### WHAT THE EXERCISE ASKS
Return all lines in the material below that contain "divertida".

### Data records
- - - - -

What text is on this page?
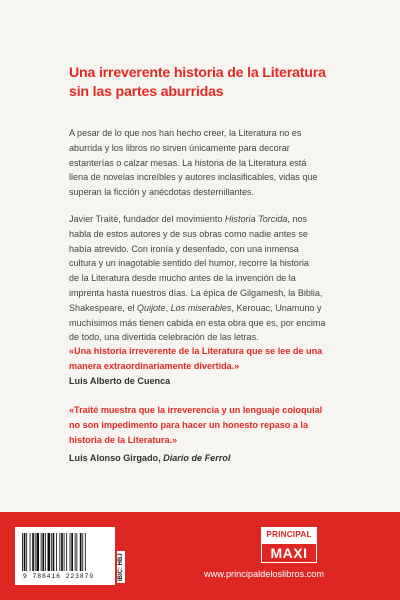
Una irreverente historia de la Literatura
sin las partes aburridas

A pesar de lo que nos han hecho creer, la Literatura no es
aburrida y los libros no sirven únicamente para decorar
estanterías o calzar mesas. La historia de la Literatura está
llena de novelas increíbles y autores inclasificables, vidas que
superan la ficción y anécdotas desternillantes.

Javier Traité, fundador del movimiento Historia Torcida, nos
habla de estos autores y de sus obras como nadie antes se
había atrevido. Con ironía y desenfado, con una inmensa
cultura y un inagotable sentido del humor, recorre la historia
de la Literatura desde mucho antes de la invención de la
imprenta hasta nuestros días. La épica de Gilgamesh, la Biblia,
Shakespeare, el Quijote, Los miserables, Kerouac, Unamuno y
muchísimos más tienen cabida en esta obra que es, por encima
de todo, una divertida celebración de las letras.

«Una historia irreverente de la Literatura que se lee de una
manera extraordinariamente divertida.»

Luis Alberto de Cuenca

«Traité muestra que la irreverencia y un lenguaje coloquial
no son impedimento para hacer un honesto repaso a la
historia de la Literatura.»

Luis Alonso Girgado, Diario de Ferrol

9 788416 223879	IBIC: HBJ
PRINCIPAL
MAXI
www.principaldeloslibros.com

- - - - -

### OUTPUT BELOW
de todo, una divertida celebración de las letras.
manera extraordinariamente divertida.»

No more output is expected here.